**Your instructions**
Without the pictures, copy the entries below word for word.

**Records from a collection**
----------------

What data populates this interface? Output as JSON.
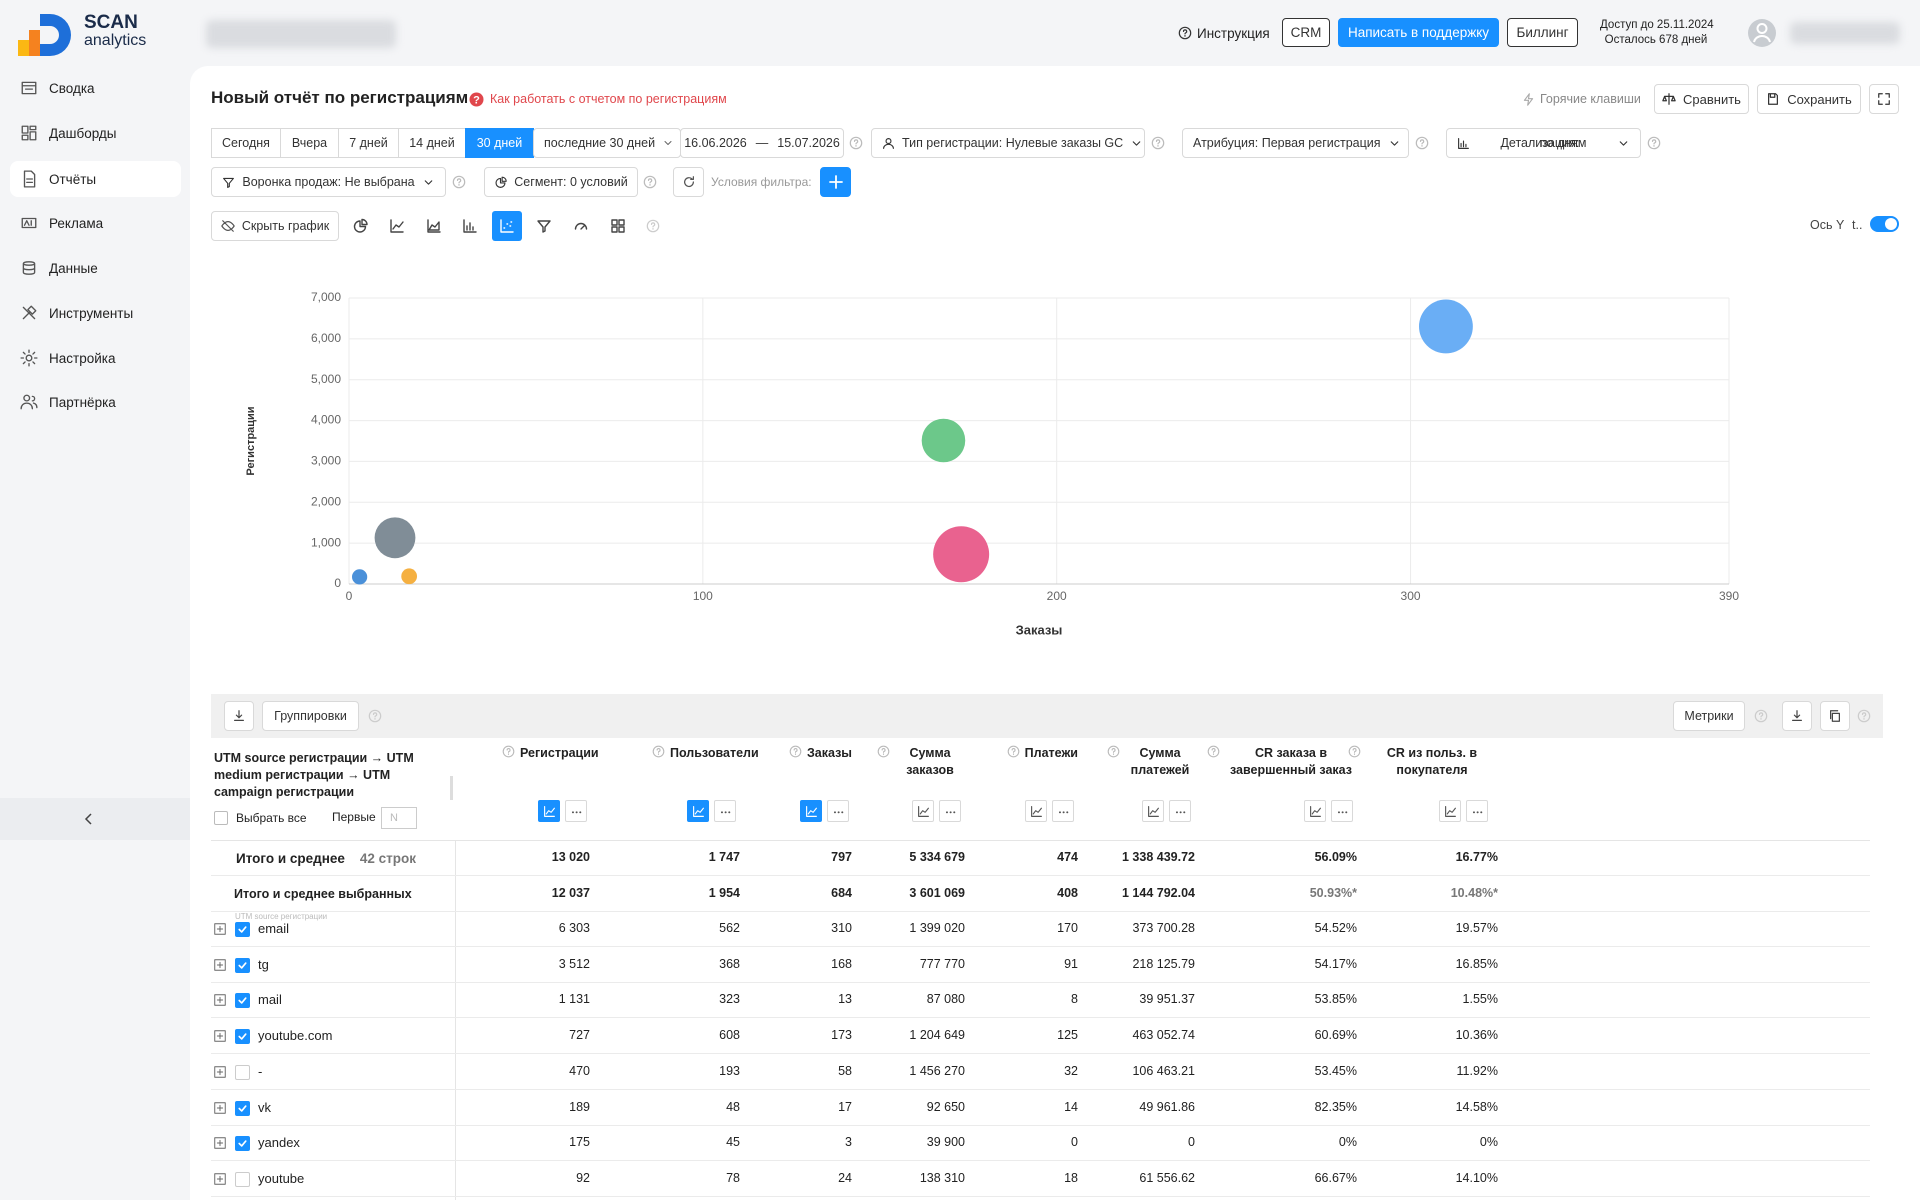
{
  "header": {
    "logo_top": "SCAN",
    "logo_bottom": "analytics",
    "help": "Инструкция",
    "crm": "CRM",
    "support": "Написать в поддержку",
    "billing": "Биллинг",
    "access": "Доступ до 25.11.2024",
    "remaining": "Осталось 678 дней"
  },
  "sidebar": {
    "items": [
      "Сводка",
      "Дашборды",
      "Отчёты",
      "Реклама",
      "Данные",
      "Инструменты",
      "Настройка",
      "Партнёрка"
    ],
    "active": 2
  },
  "report": {
    "title": "Новый отчёт по регистрациям",
    "help_link": "Как работать с отчетом по регистрациям",
    "hotkeys": "Горячие клавиши",
    "compare": "Сравнить",
    "save": "Сохранить"
  },
  "filters": {
    "periods": [
      "Сегодня",
      "Вчера",
      "7 дней",
      "14 дней",
      "30 дней"
    ],
    "active_period": 4,
    "range": "последние 30 дней",
    "date_from": "16.06.2026",
    "range_sep": "—",
    "date_to": "15.07.2026",
    "reg_type": "Тип регистрации: Нулевые заказы GC",
    "attribution": "Атрибуция: Первая регистрация",
    "detail_label": "Детализация:",
    "detail_value": "по дням",
    "funnel": "Воронка продаж: Не выбрана",
    "segment": "Сегмент: 0 условий",
    "filter_placeholder": "Условия фильтра:"
  },
  "chart_toolbar": {
    "hide": "Скрыть график",
    "axis": "Ось Y",
    "axis_short": "t.."
  },
  "chart_data": {
    "type": "scatter",
    "x_label": "Заказы",
    "y_label": "Регистрации",
    "x": [
      310,
      168,
      13,
      173,
      17,
      3
    ],
    "values": [
      6303,
      3512,
      1131,
      727,
      189,
      175
    ],
    "sizes": [
      562,
      368,
      323,
      608,
      48,
      45
    ],
    "colors": [
      "#6aaef5",
      "#6cc88a",
      "#808d97",
      "#e9628f",
      "#f5b041",
      "#4a90d9"
    ],
    "xlim": [
      0,
      390
    ],
    "xticks": [
      0,
      100,
      200,
      300,
      390
    ],
    "ylim": [
      0,
      7000
    ],
    "yticks": [
      0,
      {
        "value": 1000,
        "label": "1,000"
      },
      {
        "value": 2000,
        "label": "2,000"
      },
      {
        "value": 3000,
        "label": "3,000"
      },
      {
        "value": 4000,
        "label": "4,000"
      },
      {
        "value": 5000,
        "label": "5,000"
      },
      {
        "value": 6000,
        "label": "6,000"
      },
      {
        "value": 7000,
        "label": "7,000"
      }
    ],
    "grid": true
  },
  "table": {
    "groupings": "Группировки",
    "metrics": "Метрики",
    "dimension_header": "UTM source регистрации → UTM medium регистрации → UTM campaign регистрации",
    "select_all": "Выбрать все",
    "first": "Первые",
    "first_placeholder": "N",
    "columns": [
      "Регистрации",
      "Пользователи",
      "Заказы",
      "Сумма заказов",
      "Платежи",
      "Сумма платежей",
      "CR заказа в завершенный заказ",
      "CR из польз. в покупателя"
    ],
    "total_label": "Итого и среднее",
    "total_count": "42 строк",
    "total": [
      "13 020",
      "1 747",
      "797",
      "5 334 679",
      "474",
      "1 338 439.72",
      "56.09%",
      "16.77%"
    ],
    "selected_label": "Итого и среднее выбранных",
    "selected": [
      "12 037",
      "1 954",
      "684",
      "3 601 069",
      "408",
      "1 144 792.04",
      "50.93%*",
      "10.48%*"
    ],
    "row_hint": "UTM source регистрации",
    "rows": [
      {
        "name": "email",
        "checked": true,
        "cells": [
          "6 303",
          "562",
          "310",
          "1 399 020",
          "170",
          "373 700.28",
          "54.52%",
          "19.57%"
        ]
      },
      {
        "name": "tg",
        "checked": true,
        "cells": [
          "3 512",
          "368",
          "168",
          "777 770",
          "91",
          "218 125.79",
          "54.17%",
          "16.85%"
        ]
      },
      {
        "name": "mail",
        "checked": true,
        "cells": [
          "1 131",
          "323",
          "13",
          "87 080",
          "8",
          "39 951.37",
          "53.85%",
          "1.55%"
        ]
      },
      {
        "name": "youtube.com",
        "checked": true,
        "cells": [
          "727",
          "608",
          "173",
          "1 204 649",
          "125",
          "463 052.74",
          "60.69%",
          "10.36%"
        ]
      },
      {
        "name": "-",
        "checked": false,
        "cells": [
          "470",
          "193",
          "58",
          "1 456 270",
          "32",
          "106 463.21",
          "53.45%",
          "11.92%"
        ]
      },
      {
        "name": "vk",
        "checked": true,
        "cells": [
          "189",
          "48",
          "17",
          "92 650",
          "14",
          "49 961.86",
          "82.35%",
          "14.58%"
        ]
      },
      {
        "name": "yandex",
        "checked": true,
        "cells": [
          "175",
          "45",
          "3",
          "39 900",
          "0",
          "0",
          "0%",
          "0%"
        ]
      },
      {
        "name": "youtube",
        "checked": false,
        "cells": [
          "92",
          "78",
          "24",
          "138 310",
          "18",
          "61 556.62",
          "66.67%",
          "14.10%"
        ]
      }
    ]
  }
}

----------------

**Written answer**
What data populates this interface? Output as JSON.
{
  "header": {
    "logo_top": "SCAN",
    "logo_bottom": "analytics",
    "help": "Инструкция",
    "crm": "CRM",
    "support": "Написать в поддержку",
    "billing": "Биллинг",
    "access": "Доступ до 25.11.2024",
    "remaining": "Осталось 678 дней"
  },
  "sidebar": {
    "items": [
      "Сводка",
      "Дашборды",
      "Отчёты",
      "Реклама",
      "Данные",
      "Инструменты",
      "Настройка",
      "Партнёрка"
    ],
    "active": 2
  },
  "report": {
    "title": "Новый отчёт по регистрациям",
    "help_link": "Как работать с отчетом по регистрациям",
    "hotkeys": "Горячие клавиши",
    "compare": "Сравнить",
    "save": "Сохранить"
  },
  "filters": {
    "periods": [
      "Сегодня",
      "Вчера",
      "7 дней",
      "14 дней",
      "30 дней"
    ],
    "active_period": 4,
    "range": "последние 30 дней",
    "date_from": "16.06.2026",
    "range_sep": "—",
    "date_to": "15.07.2026",
    "reg_type": "Тип регистрации: Нулевые заказы GC",
    "attribution": "Атрибуция: Первая регистрация",
    "detail_label": "Детализация:",
    "detail_value": "по дням",
    "funnel": "Воронка продаж: Не выбрана",
    "segment": "Сегмент: 0 условий",
    "filter_placeholder": "Условия фильтра:"
  },
  "chart_toolbar": {
    "hide": "Скрыть график",
    "axis": "Ось Y",
    "axis_short": "t.."
  },
  "chart_data": {
    "type": "scatter",
    "x_label": "Заказы",
    "y_label": "Регистрации",
    "x": [
      310,
      168,
      13,
      173,
      17,
      3
    ],
    "values": [
      6303,
      3512,
      1131,
      727,
      189,
      175
    ],
    "sizes": [
      562,
      368,
      323,
      608,
      48,
      45
    ],
    "colors": [
      "#6aaef5",
      "#6cc88a",
      "#808d97",
      "#e9628f",
      "#f5b041",
      "#4a90d9"
    ],
    "xlim": [
      0,
      390
    ],
    "xticks": [
      0,
      100,
      200,
      300,
      390
    ],
    "ylim": [
      0,
      7000
    ],
    "yticks": [
      0,
      {
        "value": 1000,
        "label": "1,000"
      },
      {
        "value": 2000,
        "label": "2,000"
      },
      {
        "value": 3000,
        "label": "3,000"
      },
      {
        "value": 4000,
        "label": "4,000"
      },
      {
        "value": 5000,
        "label": "5,000"
      },
      {
        "value": 6000,
        "label": "6,000"
      },
      {
        "value": 7000,
        "label": "7,000"
      }
    ],
    "grid": true
  },
  "table": {
    "groupings": "Группировки",
    "metrics": "Метрики",
    "dimension_header": "UTM source регистрации → UTM medium регистрации → UTM campaign регистрации",
    "select_all": "Выбрать все",
    "first": "Первые",
    "first_placeholder": "N",
    "columns": [
      "Регистрации",
      "Пользователи",
      "Заказы",
      "Сумма заказов",
      "Платежи",
      "Сумма платежей",
      "CR заказа в завершенный заказ",
      "CR из польз. в покупателя"
    ],
    "total_label": "Итого и среднее",
    "total_count": "42 строк",
    "total": [
      "13 020",
      "1 747",
      "797",
      "5 334 679",
      "474",
      "1 338 439.72",
      "56.09%",
      "16.77%"
    ],
    "selected_label": "Итого и среднее выбранных",
    "selected": [
      "12 037",
      "1 954",
      "684",
      "3 601 069",
      "408",
      "1 144 792.04",
      "50.93%*",
      "10.48%*"
    ],
    "row_hint": "UTM source регистрации",
    "rows": [
      {
        "name": "email",
        "checked": true,
        "cells": [
          "6 303",
          "562",
          "310",
          "1 399 020",
          "170",
          "373 700.28",
          "54.52%",
          "19.57%"
        ]
      },
      {
        "name": "tg",
        "checked": true,
        "cells": [
          "3 512",
          "368",
          "168",
          "777 770",
          "91",
          "218 125.79",
          "54.17%",
          "16.85%"
        ]
      },
      {
        "name": "mail",
        "checked": true,
        "cells": [
          "1 131",
          "323",
          "13",
          "87 080",
          "8",
          "39 951.37",
          "53.85%",
          "1.55%"
        ]
      },
      {
        "name": "youtube.com",
        "checked": true,
        "cells": [
          "727",
          "608",
          "173",
          "1 204 649",
          "125",
          "463 052.74",
          "60.69%",
          "10.36%"
        ]
      },
      {
        "name": "-",
        "checked": false,
        "cells": [
          "470",
          "193",
          "58",
          "1 456 270",
          "32",
          "106 463.21",
          "53.45%",
          "11.92%"
        ]
      },
      {
        "name": "vk",
        "checked": true,
        "cells": [
          "189",
          "48",
          "17",
          "92 650",
          "14",
          "49 961.86",
          "82.35%",
          "14.58%"
        ]
      },
      {
        "name": "yandex",
        "checked": true,
        "cells": [
          "175",
          "45",
          "3",
          "39 900",
          "0",
          "0",
          "0%",
          "0%"
        ]
      },
      {
        "name": "youtube",
        "checked": false,
        "cells": [
          "92",
          "78",
          "24",
          "138 310",
          "18",
          "61 556.62",
          "66.67%",
          "14.10%"
        ]
      }
    ]
  }
}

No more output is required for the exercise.